-------- TASK DATA --------
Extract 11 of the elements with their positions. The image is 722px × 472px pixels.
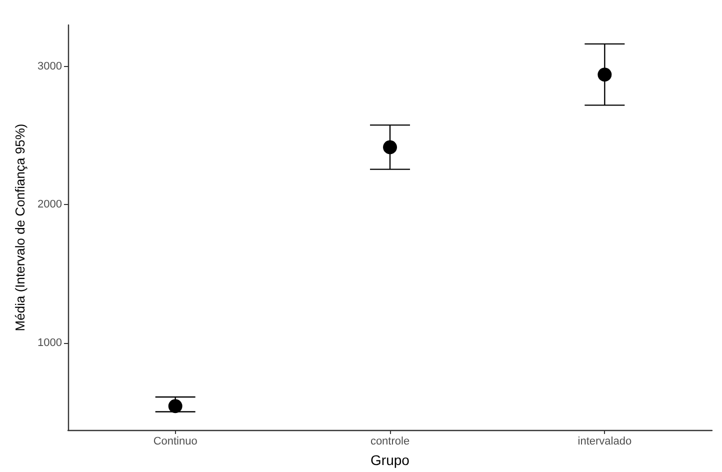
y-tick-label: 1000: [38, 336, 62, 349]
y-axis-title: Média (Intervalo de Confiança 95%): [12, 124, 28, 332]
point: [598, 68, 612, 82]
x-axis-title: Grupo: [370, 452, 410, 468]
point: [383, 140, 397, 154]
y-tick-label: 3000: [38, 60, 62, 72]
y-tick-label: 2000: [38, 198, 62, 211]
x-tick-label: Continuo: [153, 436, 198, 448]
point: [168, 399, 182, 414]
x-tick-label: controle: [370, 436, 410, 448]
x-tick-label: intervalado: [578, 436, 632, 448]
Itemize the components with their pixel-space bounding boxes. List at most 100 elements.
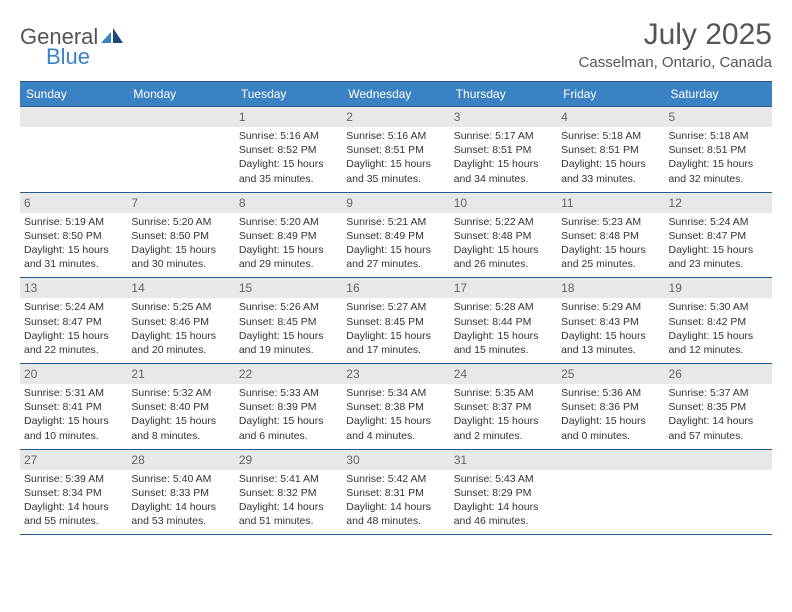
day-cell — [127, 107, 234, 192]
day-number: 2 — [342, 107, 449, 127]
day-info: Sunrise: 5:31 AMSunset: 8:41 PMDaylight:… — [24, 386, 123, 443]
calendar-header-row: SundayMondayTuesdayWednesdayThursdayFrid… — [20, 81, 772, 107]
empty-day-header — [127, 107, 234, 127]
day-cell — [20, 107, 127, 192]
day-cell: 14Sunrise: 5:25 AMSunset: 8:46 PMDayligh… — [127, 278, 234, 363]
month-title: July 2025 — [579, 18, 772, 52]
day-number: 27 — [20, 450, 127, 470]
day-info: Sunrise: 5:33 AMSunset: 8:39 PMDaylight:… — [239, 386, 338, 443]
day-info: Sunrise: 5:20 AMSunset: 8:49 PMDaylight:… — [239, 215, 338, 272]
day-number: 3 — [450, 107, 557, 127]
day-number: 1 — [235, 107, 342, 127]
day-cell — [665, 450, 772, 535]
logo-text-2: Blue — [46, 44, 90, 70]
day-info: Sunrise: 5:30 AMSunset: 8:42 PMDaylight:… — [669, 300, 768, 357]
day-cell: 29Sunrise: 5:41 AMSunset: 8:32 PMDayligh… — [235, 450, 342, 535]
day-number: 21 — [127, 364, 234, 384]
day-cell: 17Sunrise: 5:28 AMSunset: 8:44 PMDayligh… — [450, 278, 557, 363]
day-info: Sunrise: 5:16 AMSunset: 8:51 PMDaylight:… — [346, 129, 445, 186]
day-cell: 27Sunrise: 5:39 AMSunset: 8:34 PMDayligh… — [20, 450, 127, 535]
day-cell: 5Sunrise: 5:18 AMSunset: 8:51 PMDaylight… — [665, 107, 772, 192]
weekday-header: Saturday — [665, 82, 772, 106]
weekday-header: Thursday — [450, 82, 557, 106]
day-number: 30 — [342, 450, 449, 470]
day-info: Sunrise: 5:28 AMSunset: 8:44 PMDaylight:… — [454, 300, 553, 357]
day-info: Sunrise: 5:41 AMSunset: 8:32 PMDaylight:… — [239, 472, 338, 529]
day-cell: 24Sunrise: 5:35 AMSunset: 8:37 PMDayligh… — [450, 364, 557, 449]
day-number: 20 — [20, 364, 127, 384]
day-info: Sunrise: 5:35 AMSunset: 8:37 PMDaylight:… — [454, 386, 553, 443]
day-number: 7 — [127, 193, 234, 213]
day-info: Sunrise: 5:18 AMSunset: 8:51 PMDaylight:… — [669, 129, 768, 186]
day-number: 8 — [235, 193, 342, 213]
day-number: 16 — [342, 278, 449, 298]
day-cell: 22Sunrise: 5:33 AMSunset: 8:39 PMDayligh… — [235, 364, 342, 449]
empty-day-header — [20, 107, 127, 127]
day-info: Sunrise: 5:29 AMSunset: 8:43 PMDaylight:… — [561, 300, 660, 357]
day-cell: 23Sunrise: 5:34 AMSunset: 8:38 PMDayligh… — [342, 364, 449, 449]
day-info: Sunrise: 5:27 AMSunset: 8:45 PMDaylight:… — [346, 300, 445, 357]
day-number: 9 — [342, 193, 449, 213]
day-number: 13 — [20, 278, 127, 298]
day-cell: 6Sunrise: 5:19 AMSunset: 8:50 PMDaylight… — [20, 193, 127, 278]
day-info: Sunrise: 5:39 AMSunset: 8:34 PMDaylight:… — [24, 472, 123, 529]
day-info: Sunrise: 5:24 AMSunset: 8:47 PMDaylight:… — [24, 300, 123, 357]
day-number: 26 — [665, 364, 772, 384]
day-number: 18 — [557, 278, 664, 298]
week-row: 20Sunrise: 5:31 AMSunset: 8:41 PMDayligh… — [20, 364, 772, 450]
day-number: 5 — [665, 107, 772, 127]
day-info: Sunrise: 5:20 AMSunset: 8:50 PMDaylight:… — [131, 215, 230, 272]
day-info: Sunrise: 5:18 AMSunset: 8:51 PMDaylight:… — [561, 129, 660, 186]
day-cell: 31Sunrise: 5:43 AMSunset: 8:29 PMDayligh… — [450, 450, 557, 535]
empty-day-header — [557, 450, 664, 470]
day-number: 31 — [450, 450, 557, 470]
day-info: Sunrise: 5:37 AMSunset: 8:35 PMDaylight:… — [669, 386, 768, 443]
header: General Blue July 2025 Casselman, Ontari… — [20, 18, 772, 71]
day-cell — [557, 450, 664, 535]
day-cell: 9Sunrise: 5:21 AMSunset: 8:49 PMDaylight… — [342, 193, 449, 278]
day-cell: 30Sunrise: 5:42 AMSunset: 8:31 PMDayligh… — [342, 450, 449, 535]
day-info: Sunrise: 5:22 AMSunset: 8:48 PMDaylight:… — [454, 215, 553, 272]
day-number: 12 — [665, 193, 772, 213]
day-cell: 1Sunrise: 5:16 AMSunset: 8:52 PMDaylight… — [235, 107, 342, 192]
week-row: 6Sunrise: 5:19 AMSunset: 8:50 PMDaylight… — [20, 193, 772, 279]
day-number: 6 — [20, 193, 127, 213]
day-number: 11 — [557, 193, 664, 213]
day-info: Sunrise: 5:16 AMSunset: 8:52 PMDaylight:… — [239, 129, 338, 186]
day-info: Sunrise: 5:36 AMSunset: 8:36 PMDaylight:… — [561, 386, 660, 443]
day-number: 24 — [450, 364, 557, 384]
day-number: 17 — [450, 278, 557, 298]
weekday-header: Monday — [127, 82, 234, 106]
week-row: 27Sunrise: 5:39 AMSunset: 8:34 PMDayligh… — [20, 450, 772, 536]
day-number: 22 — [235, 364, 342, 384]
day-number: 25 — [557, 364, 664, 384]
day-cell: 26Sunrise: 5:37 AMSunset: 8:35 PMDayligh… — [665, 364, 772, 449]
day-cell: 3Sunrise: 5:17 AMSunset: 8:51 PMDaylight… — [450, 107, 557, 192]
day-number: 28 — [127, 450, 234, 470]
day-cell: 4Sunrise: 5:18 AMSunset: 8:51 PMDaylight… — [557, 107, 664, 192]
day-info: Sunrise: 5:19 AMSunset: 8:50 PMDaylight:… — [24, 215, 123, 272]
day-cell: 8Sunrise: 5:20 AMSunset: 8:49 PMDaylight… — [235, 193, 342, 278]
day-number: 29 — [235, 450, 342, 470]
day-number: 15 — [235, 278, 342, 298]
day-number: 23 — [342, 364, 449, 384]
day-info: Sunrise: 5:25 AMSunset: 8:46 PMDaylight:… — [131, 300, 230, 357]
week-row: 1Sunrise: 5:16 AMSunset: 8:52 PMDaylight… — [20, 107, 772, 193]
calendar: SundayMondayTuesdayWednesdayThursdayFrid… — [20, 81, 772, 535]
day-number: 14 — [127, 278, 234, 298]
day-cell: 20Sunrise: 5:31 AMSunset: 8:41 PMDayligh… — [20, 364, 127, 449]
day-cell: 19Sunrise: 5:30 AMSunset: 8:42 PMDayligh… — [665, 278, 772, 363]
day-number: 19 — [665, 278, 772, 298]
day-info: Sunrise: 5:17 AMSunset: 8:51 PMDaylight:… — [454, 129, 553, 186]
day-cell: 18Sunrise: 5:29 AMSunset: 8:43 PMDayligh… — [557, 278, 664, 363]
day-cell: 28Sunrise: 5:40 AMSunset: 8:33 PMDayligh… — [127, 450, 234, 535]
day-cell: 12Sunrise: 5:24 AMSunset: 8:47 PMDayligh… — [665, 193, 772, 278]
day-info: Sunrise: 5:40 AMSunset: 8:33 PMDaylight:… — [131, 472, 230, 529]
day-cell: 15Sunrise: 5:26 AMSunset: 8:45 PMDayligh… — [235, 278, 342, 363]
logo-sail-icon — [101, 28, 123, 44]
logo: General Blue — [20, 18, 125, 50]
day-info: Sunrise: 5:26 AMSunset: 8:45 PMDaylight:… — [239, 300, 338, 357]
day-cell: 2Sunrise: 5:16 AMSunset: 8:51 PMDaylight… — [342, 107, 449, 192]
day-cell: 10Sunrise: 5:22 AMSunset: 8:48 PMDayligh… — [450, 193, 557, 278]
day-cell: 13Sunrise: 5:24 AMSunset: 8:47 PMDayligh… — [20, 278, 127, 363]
--------
* **YOUR TASK**
Reproduce word for word every line of the records above, from the line with "y-tick-label: 1000: [38, 336, 62, 349]" to the line with "Itemize the components", including both of those lines.

* **OUTPUT BELOW**
y-tick-label: 1000: [38, 336, 62, 349]
y-axis-title: Média (Intervalo de Confiança 95%): [12, 124, 28, 332]
point: [598, 68, 612, 82]
x-axis-title: Grupo: [370, 452, 410, 468]
point: [383, 140, 397, 154]
y-tick-label: 3000: [38, 60, 62, 72]
y-tick-label: 2000: [38, 198, 62, 211]
x-tick-label: Continuo: [153, 436, 198, 448]
point: [168, 399, 182, 414]
x-tick-label: controle: [370, 436, 410, 448]
x-tick-label: intervalado: [578, 436, 632, 448]
Itemize the components with their pixel-space bounding boxes. List at most 100 elements.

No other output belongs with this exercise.